• **What you have to do**
Check each line for the string "this" and give only the count of lines that have it.

+ + + + + + +

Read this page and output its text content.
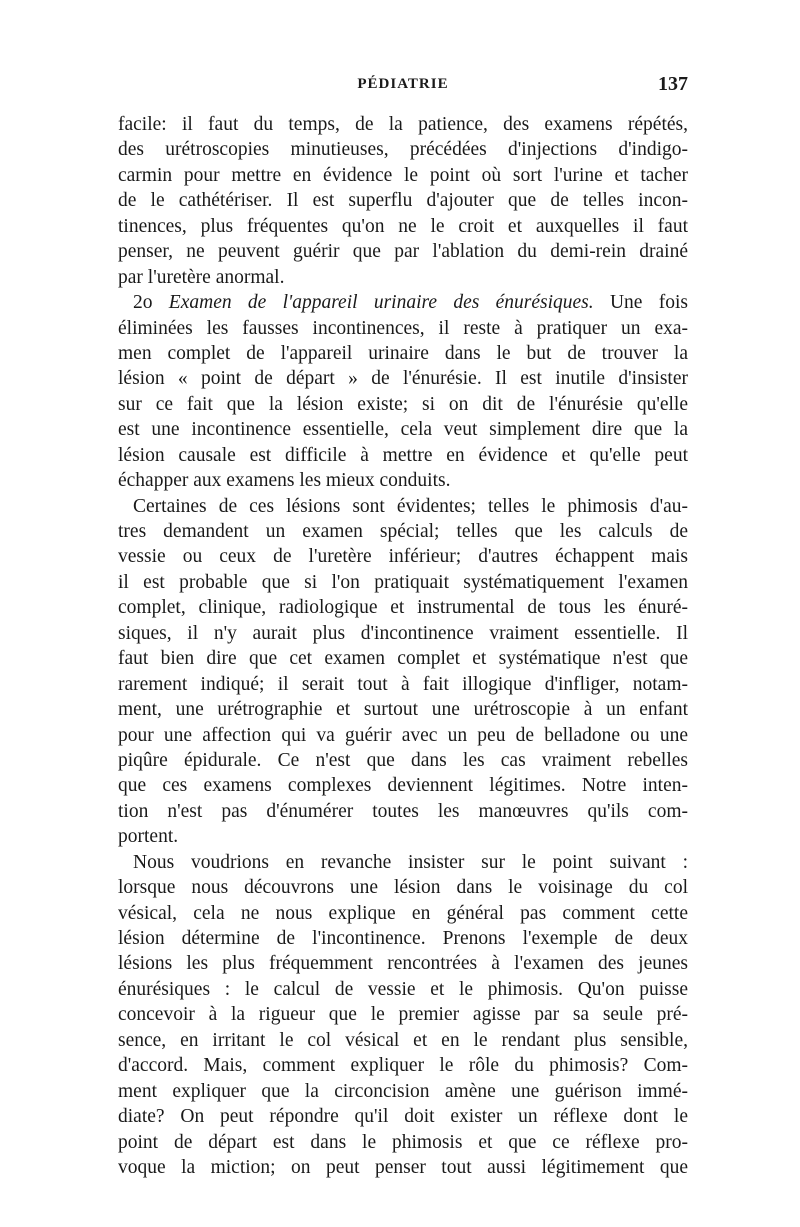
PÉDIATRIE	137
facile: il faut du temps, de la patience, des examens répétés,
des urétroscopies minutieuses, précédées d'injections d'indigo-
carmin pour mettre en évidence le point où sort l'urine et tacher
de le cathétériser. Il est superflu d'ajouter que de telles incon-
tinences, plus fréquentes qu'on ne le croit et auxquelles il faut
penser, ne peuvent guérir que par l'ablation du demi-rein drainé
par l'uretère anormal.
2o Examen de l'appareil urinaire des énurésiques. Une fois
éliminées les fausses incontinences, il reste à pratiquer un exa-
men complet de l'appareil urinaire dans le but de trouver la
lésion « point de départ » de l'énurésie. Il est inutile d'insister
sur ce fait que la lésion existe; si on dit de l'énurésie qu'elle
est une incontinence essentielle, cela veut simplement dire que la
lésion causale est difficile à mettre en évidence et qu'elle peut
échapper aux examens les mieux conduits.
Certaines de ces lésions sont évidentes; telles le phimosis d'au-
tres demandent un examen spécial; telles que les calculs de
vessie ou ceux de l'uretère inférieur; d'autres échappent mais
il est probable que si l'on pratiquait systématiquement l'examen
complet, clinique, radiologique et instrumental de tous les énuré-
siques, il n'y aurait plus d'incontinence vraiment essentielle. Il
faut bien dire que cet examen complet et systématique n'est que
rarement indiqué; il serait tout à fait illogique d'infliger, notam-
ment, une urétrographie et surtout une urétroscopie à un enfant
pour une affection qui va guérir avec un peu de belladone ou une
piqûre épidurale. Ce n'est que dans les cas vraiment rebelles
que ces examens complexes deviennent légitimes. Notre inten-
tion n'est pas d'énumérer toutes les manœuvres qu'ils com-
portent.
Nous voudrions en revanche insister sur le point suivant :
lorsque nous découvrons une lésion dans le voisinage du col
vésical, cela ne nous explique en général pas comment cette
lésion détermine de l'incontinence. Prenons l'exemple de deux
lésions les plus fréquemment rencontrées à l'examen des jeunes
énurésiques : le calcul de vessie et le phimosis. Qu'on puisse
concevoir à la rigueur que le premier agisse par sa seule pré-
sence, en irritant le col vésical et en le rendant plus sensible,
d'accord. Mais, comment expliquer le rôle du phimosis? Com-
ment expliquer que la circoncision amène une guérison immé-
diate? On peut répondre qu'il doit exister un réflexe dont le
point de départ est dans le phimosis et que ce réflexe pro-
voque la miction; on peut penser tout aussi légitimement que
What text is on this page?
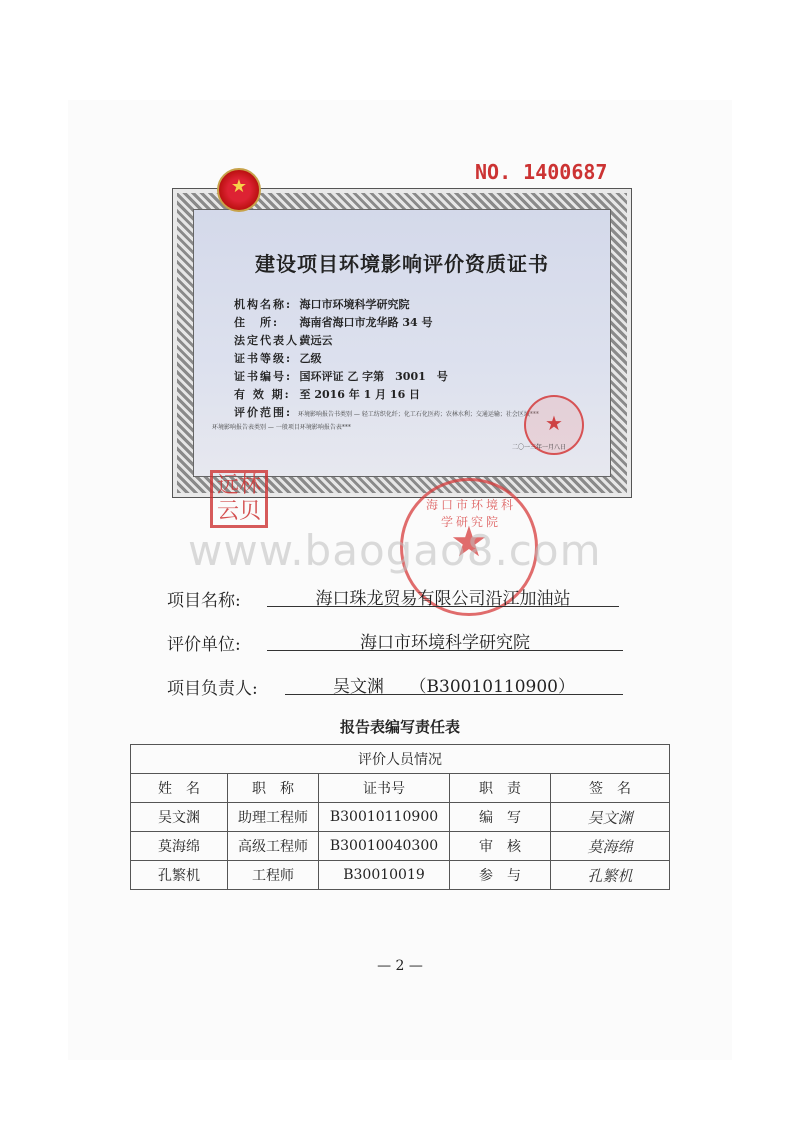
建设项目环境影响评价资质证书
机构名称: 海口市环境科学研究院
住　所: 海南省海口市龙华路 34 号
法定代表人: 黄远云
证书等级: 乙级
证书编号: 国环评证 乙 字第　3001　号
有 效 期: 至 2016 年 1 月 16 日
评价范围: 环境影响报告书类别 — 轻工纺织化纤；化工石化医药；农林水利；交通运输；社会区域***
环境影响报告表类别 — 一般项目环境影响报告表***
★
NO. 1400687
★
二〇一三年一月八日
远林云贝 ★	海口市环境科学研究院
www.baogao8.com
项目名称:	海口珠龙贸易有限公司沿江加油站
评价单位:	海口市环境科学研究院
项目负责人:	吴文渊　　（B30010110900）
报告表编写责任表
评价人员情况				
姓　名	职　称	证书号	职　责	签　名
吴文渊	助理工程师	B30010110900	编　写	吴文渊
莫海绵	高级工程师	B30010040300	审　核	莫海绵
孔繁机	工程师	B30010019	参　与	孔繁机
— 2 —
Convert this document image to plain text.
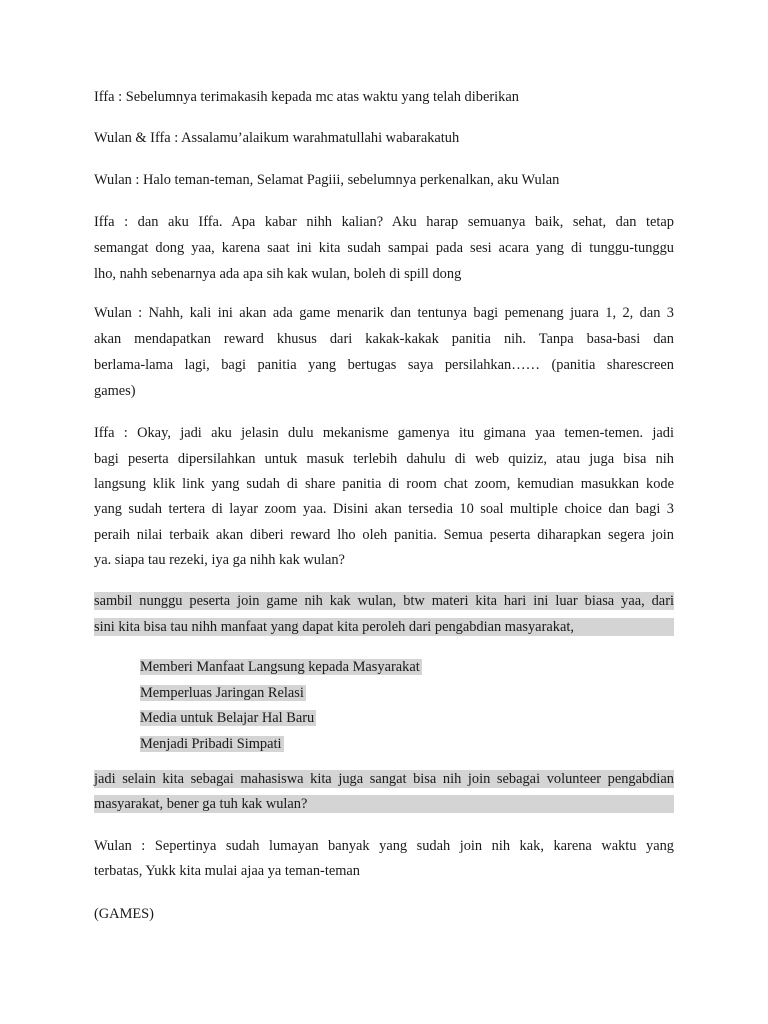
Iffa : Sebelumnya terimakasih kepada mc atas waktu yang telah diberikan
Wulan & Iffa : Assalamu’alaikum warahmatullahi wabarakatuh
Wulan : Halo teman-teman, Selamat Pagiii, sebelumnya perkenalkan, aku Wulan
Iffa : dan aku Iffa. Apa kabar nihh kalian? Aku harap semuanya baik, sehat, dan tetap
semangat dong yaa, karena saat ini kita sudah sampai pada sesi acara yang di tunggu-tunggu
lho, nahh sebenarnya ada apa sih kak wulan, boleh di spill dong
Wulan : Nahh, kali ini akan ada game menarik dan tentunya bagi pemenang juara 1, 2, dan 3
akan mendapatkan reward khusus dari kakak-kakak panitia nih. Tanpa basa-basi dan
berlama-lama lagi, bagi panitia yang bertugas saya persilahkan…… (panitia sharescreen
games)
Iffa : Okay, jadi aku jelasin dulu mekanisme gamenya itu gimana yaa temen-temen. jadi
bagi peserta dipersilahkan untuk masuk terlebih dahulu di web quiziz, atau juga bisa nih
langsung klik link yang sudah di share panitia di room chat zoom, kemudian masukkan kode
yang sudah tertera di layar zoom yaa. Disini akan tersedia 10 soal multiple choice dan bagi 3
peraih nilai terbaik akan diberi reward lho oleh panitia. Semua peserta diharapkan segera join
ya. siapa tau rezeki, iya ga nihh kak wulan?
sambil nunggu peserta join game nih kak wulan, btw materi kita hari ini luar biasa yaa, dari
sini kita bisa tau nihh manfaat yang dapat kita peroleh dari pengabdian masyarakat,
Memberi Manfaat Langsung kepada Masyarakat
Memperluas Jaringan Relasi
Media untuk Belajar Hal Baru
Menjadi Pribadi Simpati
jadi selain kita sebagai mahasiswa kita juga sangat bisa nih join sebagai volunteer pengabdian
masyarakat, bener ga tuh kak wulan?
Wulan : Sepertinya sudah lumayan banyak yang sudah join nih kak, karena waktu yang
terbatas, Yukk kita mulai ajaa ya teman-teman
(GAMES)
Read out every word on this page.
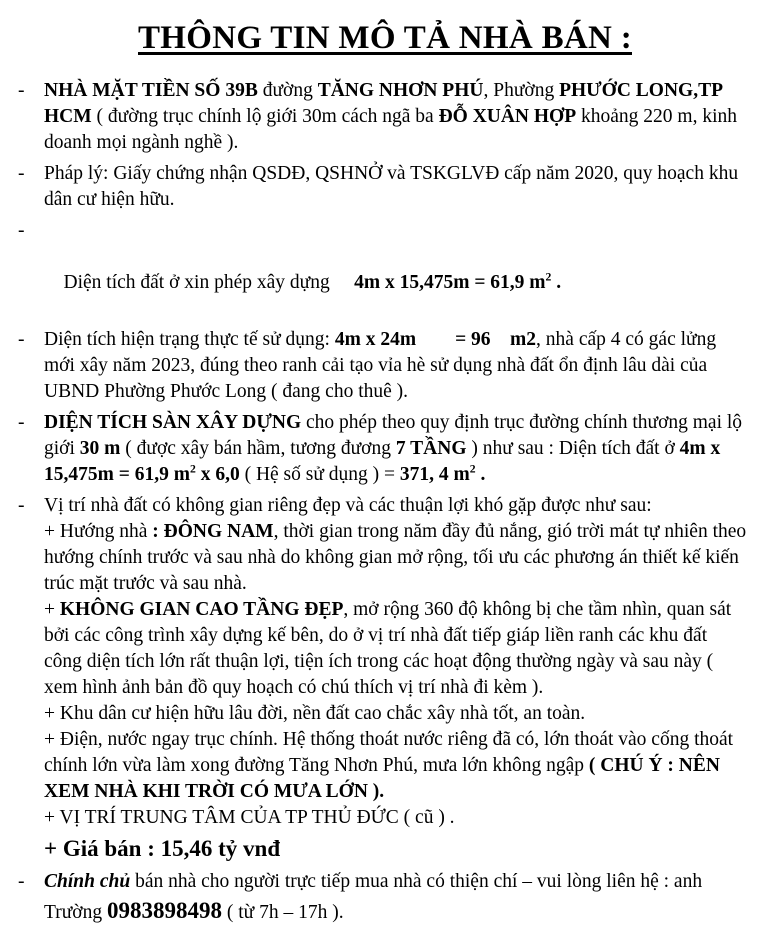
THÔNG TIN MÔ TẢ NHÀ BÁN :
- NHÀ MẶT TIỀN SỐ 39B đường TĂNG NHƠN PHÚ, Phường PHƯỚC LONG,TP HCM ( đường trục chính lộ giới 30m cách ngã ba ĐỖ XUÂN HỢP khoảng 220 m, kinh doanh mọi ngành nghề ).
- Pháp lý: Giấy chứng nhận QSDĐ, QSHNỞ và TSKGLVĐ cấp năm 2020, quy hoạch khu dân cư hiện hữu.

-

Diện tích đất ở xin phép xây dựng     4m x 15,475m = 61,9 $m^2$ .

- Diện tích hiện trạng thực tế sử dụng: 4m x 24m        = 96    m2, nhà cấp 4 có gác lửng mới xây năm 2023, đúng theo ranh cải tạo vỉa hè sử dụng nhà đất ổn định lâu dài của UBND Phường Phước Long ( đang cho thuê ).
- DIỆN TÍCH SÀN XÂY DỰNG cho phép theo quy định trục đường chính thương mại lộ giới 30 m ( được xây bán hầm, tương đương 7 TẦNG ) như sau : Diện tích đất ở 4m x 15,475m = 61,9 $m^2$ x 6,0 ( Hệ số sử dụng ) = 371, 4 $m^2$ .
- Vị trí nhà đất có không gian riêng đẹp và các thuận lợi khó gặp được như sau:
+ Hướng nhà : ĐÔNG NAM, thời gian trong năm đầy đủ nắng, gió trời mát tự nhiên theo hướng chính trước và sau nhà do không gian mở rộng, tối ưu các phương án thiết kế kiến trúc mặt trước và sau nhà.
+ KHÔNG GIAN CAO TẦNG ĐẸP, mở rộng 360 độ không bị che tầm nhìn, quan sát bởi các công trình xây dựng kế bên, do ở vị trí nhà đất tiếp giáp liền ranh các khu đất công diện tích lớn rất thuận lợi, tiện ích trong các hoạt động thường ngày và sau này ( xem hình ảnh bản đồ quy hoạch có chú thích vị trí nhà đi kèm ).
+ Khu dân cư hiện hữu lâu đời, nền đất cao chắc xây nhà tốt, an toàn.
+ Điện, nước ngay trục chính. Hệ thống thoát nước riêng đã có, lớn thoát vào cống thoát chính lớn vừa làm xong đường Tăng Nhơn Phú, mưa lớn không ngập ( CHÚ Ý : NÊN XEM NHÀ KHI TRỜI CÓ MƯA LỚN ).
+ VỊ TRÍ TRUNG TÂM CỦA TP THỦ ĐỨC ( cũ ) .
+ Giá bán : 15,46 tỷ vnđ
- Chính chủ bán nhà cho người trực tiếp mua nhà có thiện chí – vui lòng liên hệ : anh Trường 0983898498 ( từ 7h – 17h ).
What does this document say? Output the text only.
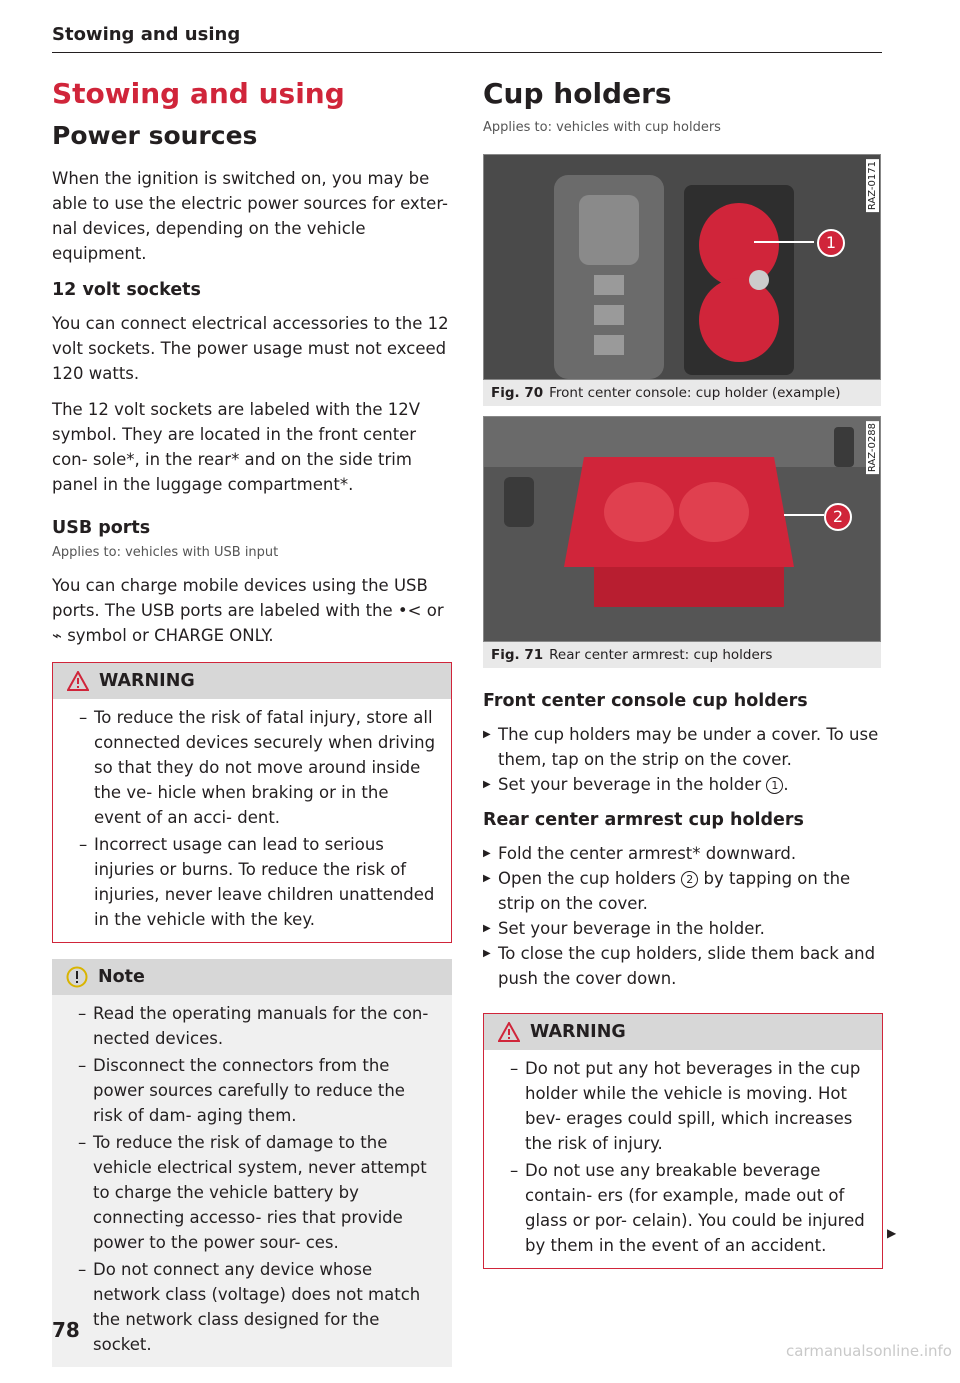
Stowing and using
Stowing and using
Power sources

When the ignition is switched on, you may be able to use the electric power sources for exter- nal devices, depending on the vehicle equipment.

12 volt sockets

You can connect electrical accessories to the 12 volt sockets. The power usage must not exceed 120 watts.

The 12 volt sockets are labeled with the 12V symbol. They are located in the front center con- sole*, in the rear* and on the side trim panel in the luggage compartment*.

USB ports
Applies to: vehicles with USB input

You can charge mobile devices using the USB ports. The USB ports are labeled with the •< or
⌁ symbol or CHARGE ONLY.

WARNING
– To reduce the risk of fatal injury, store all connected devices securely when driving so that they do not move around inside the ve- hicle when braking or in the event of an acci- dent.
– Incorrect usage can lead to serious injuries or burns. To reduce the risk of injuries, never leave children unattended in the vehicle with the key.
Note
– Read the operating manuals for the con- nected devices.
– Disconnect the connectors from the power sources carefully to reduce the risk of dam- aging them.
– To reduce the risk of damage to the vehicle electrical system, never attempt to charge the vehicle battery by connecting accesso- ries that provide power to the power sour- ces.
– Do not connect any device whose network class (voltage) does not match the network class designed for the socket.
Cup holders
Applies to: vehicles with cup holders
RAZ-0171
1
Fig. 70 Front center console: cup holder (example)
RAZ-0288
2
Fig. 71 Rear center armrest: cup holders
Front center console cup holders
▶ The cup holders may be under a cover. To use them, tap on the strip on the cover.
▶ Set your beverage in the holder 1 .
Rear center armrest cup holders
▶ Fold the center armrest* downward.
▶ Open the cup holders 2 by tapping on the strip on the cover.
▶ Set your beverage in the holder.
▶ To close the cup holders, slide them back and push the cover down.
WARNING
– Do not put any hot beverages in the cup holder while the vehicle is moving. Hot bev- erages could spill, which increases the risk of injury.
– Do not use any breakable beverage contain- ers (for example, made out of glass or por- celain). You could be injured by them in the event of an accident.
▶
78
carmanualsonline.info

+ + + + + + +

• **The response**
5